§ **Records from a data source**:
▽

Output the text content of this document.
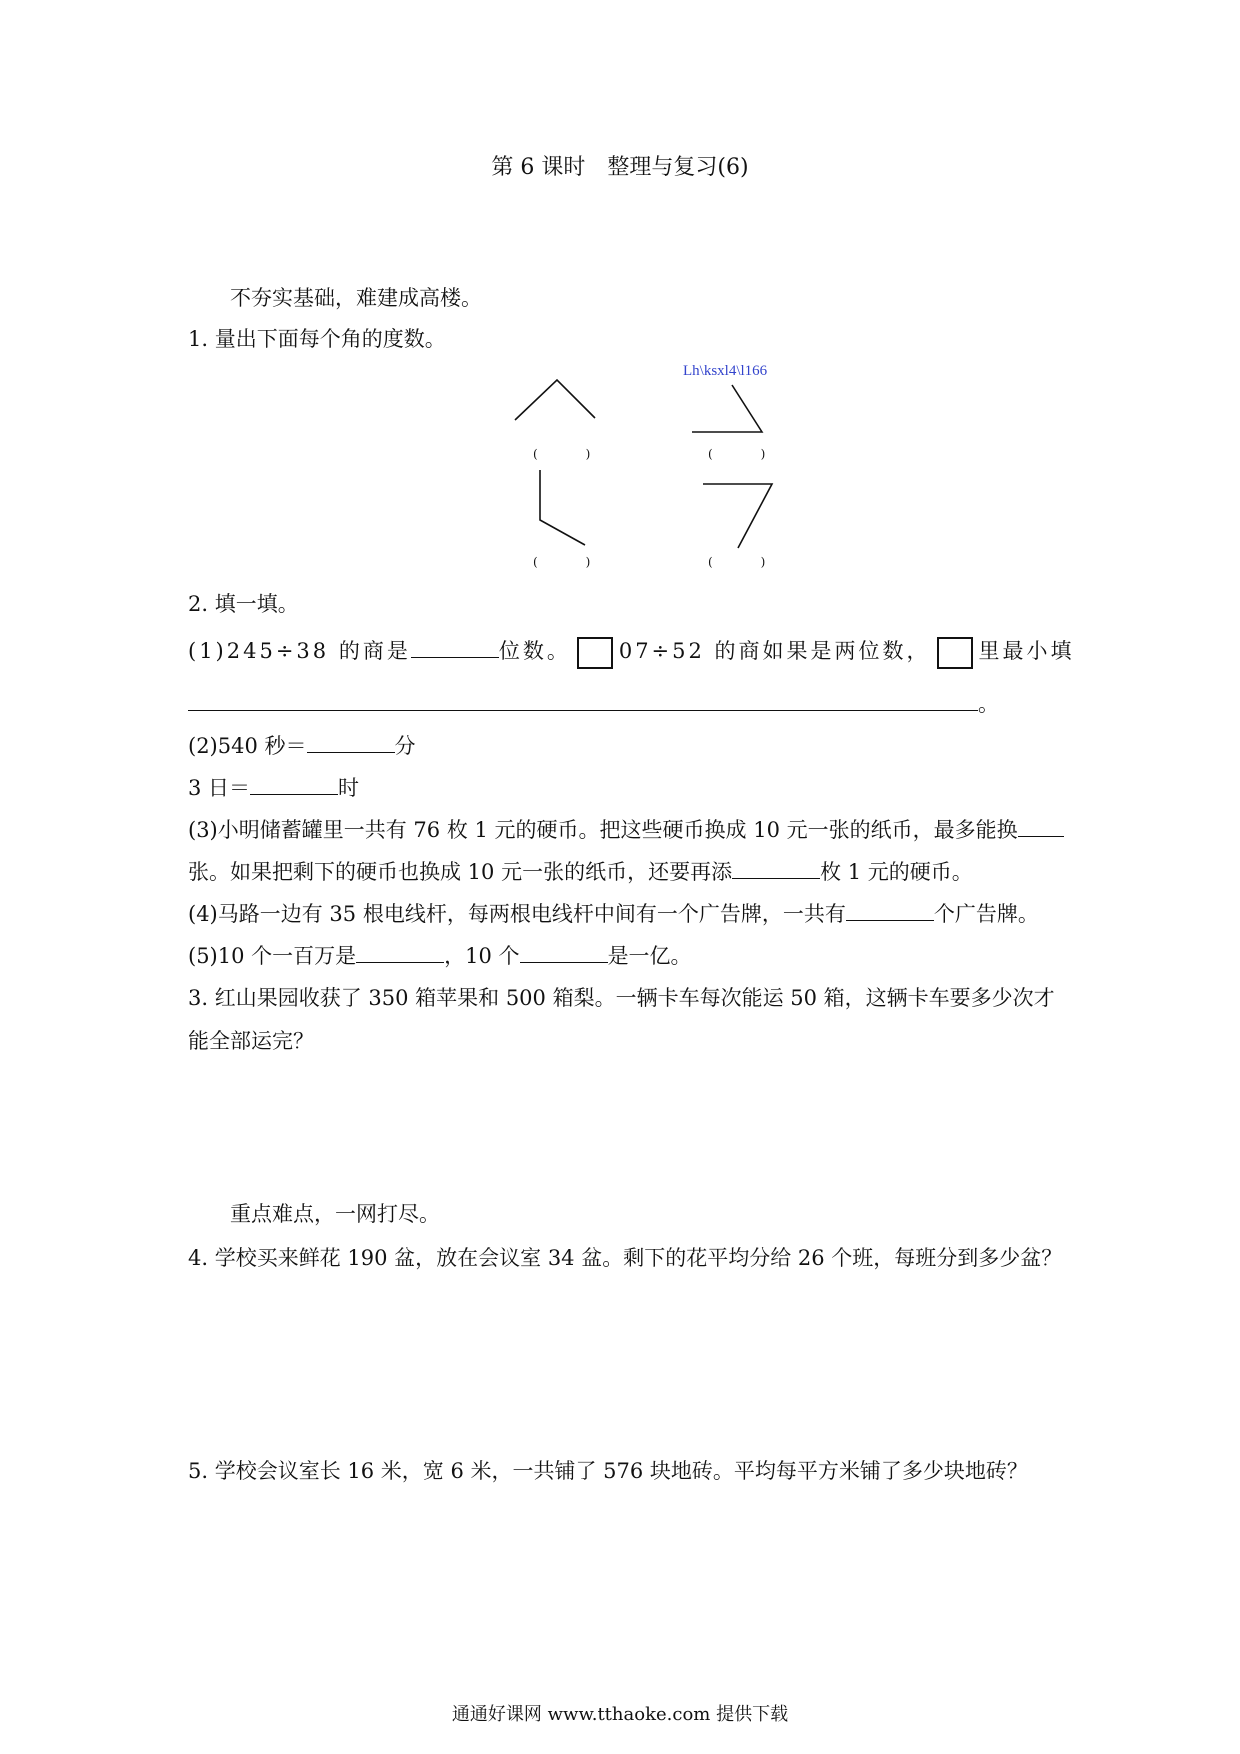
第 6 课时　整理与复习(6)
不夯实基础，难建成高楼。
1. 量出下面每个角的度数。
Lh\ksxl4\l166
(　)	(　)
(　)	(　)
2. 填一填。
(1)245÷38 的商是	位数。 07÷52 的商如果是两位数， 里最小填
。
(2)540 秒＝	分
3 日＝	时
(3)小明储蓄罐里一共有 76 枚 1 元的硬币。把这些硬币换成 10 元一张的纸币，最多能换
张。如果把剩下的硬币也换成 10 元一张的纸币，还要再添	枚 1 元的硬币。
(4)马路一边有 35 根电线杆，每两根电线杆中间有一个广告牌，一共有	个广告牌。
(5)10 个一百万是	，10 个	是一亿。
3. 红山果园收获了 350 箱苹果和 500 箱梨。一辆卡车每次能运 50 箱，这辆卡车要多少次才
能全部运完？
重点难点，一网打尽。
4. 学校买来鲜花 190 盆，放在会议室 34 盆。剩下的花平均分给 26 个班，每班分到多少盆？
5. 学校会议室长 16 米，宽 6 米，一共铺了 576 块地砖。平均每平方米铺了多少块地砖？
通通好课网 www.tthaoke.com 提供下载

△

§ **AIM OF THE TASK**: Transcribe every line from the records above without alteration, and leave out the images.

§ **EXERCISE OUTPUT**:
Output the text content of this document.
第 6 课时　整理与复习(6)
不夯实基础，难建成高楼。
1. 量出下面每个角的度数。
Lh\ksxl4\l166
(　)	(　)
(　)	(　)
2. 填一填。
(1)245÷38 的商是	位数。 07÷52 的商如果是两位数， 里最小填
。
(2)540 秒＝	分
3 日＝	时
(3)小明储蓄罐里一共有 76 枚 1 元的硬币。把这些硬币换成 10 元一张的纸币，最多能换
张。如果把剩下的硬币也换成 10 元一张的纸币，还要再添	枚 1 元的硬币。
(4)马路一边有 35 根电线杆，每两根电线杆中间有一个广告牌，一共有	个广告牌。
(5)10 个一百万是	，10 个	是一亿。
3. 红山果园收获了 350 箱苹果和 500 箱梨。一辆卡车每次能运 50 箱，这辆卡车要多少次才
能全部运完？
重点难点，一网打尽。
4. 学校买来鲜花 190 盆，放在会议室 34 盆。剩下的花平均分给 26 个班，每班分到多少盆？
5. 学校会议室长 16 米，宽 6 米，一共铺了 576 块地砖。平均每平方米铺了多少块地砖？
通通好课网 www.tthaoke.com 提供下载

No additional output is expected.